Rather than opposing the architecture of her institutional hosts, as Corner Basher might suggest, Larner has more often negotiated a tense counterpoise between her sculptures and their sites. The artist is especially fixated on corners, as evident in Too the Wall (1990), a delicate ribcage of spindly steel rods and jump rings that support swatches of untreated leather. Jewelry, piercing, and harness, the work fans out from the corner like a kinky cobweb. Its industrial counterpart, Wrapped Corner (1991), exemplifies the site-specific installations Larner produced with high-tension industrial chain in the early 1990s. The dozens of chains that bind one corner of the gallery are wound tight enough to form crisp parallel lines, but not enough to rip apart the wall.

Liz Larner, Corner Basher, 1988. Steel, stainless steel, electric motor, and speed control, 10 ft. high. Installation view, Don’t put it back like it was, Walker Art Center, Minneapolis, April 30–September 4, 2022. Courtesy of the artist and Regen Projects, Los Angeles. Photo: Eric Mueller.

Larner treats the space of presentation as an integral component of her artworks, and several sculptures span entire galleries. Bird in Space (1989), a soaring homage to Brancusi in nylon cord and silk thread, appears to take wing, arcing above gallery-goers’ heads and extending to the rafters. At the Walker, Head, Torso, Foot (1989) prohibits visitors from passing through a section of one gallery as it simultaneously signifies a figure. Each of the sculpture’s three woven cubes, tethered to the walls with knotted fabric, references a titular body part and hovers at the corresponding height. At SculptureCenter, Larner’s series of gold- and silver-plated chain mail sculptures, titled Guests (2004–5), inhabited various niches of the raw basement galleries—hiding under the stairs, emerging from a crevice, and draping over a pipe—drawing our attention to marginal spaces and the venue’s peculiarities, while reminding us that we, too, are guests.

Larner has likened sculpture to dance, since it requires viewers to move around objects—performing, in a sense, the art of looking. With some early installations of Corner Basher, she more explicitly antagonized viewers. Unleashing the apparatus from the wall, the artist enabled it to drift about, propelled by the ball’s impact and swing. In making space for itself, the machine not only threatened the institutional infrastructure but the audience as well. Lash Mat (1989), a strikingly different sculpture made only a year later, provokes a similar push and pull. Cascading down the wall to rest on the gallery floor, the ten-foot-tall leather scroll is coated with countless false eyelashes made from human hair. The inky black lashes ripple out from a central vortex, an eyelike formation that pulls viewers closer to its lush, unsettling surface.The sculpture’s punning title echoes the explicit violence of Corner Basher, but it is really the abject quality—and quantity—of the disembodied hairs that unnerves. Like a moth’s deceptive eyespot or an evil eye amulet, Lash Mat returns our gaze in a manner both alluring and repellent. As with so many of Larner’s objects, Corner Basher and Lash Mat refuse to be passive partners. X

 

Chris Murtha is a writer and curator based in Brooklyn, New York.

• SOURCE DATA
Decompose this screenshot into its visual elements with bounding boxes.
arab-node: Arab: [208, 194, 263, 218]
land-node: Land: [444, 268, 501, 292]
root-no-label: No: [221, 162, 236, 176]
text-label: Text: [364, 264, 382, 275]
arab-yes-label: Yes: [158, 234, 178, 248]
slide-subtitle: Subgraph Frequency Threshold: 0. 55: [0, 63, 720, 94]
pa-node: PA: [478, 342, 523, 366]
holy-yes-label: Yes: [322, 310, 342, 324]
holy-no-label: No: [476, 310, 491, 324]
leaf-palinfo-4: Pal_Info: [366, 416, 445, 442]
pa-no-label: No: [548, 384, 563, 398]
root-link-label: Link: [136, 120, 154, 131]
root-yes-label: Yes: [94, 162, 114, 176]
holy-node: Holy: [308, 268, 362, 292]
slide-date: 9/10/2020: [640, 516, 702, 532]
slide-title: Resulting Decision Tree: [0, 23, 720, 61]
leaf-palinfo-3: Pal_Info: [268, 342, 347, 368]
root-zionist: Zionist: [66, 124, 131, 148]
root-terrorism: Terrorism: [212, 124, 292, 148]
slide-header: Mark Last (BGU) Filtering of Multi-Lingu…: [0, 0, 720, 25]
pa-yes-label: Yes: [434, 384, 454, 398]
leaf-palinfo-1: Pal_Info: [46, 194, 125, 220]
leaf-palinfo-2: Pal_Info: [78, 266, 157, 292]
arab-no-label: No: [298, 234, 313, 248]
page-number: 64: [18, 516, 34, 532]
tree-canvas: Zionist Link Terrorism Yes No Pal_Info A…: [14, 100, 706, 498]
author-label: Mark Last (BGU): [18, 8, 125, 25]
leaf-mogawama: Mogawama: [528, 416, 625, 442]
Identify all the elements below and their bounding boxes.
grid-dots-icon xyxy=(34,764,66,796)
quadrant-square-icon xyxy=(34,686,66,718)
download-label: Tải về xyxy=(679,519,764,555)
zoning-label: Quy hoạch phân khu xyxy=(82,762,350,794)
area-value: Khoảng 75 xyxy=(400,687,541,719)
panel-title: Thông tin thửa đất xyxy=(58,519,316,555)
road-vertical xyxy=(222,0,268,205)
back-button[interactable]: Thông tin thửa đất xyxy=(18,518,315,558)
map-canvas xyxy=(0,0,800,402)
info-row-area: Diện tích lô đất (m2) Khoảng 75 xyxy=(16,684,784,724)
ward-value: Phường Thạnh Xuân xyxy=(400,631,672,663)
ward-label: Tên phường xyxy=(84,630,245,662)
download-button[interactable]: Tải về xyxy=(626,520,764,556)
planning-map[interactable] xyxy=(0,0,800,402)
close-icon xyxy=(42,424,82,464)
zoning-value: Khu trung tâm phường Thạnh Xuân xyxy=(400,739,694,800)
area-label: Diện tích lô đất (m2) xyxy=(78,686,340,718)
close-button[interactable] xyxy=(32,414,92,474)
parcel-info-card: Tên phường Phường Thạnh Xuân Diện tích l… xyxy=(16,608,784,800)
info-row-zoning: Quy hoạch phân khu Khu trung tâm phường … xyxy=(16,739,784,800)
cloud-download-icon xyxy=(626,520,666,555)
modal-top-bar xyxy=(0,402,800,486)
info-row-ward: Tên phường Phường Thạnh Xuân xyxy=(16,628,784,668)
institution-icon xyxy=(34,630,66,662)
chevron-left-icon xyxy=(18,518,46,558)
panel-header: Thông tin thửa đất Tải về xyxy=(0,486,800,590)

• WHAT YOU HAVE TO DO
Which works by Liz Larner does the text about her sculpture name, and what year or years does it give for each?

• RESPONSE
- Corner Basher (1988)
- Too the Wall (1990)
- Wrapped Corner (1991)
- Bird in Space (1989)
- Head, Torso, Foot (1989)
- Guests (2004–5)
- Lash Mat (1989)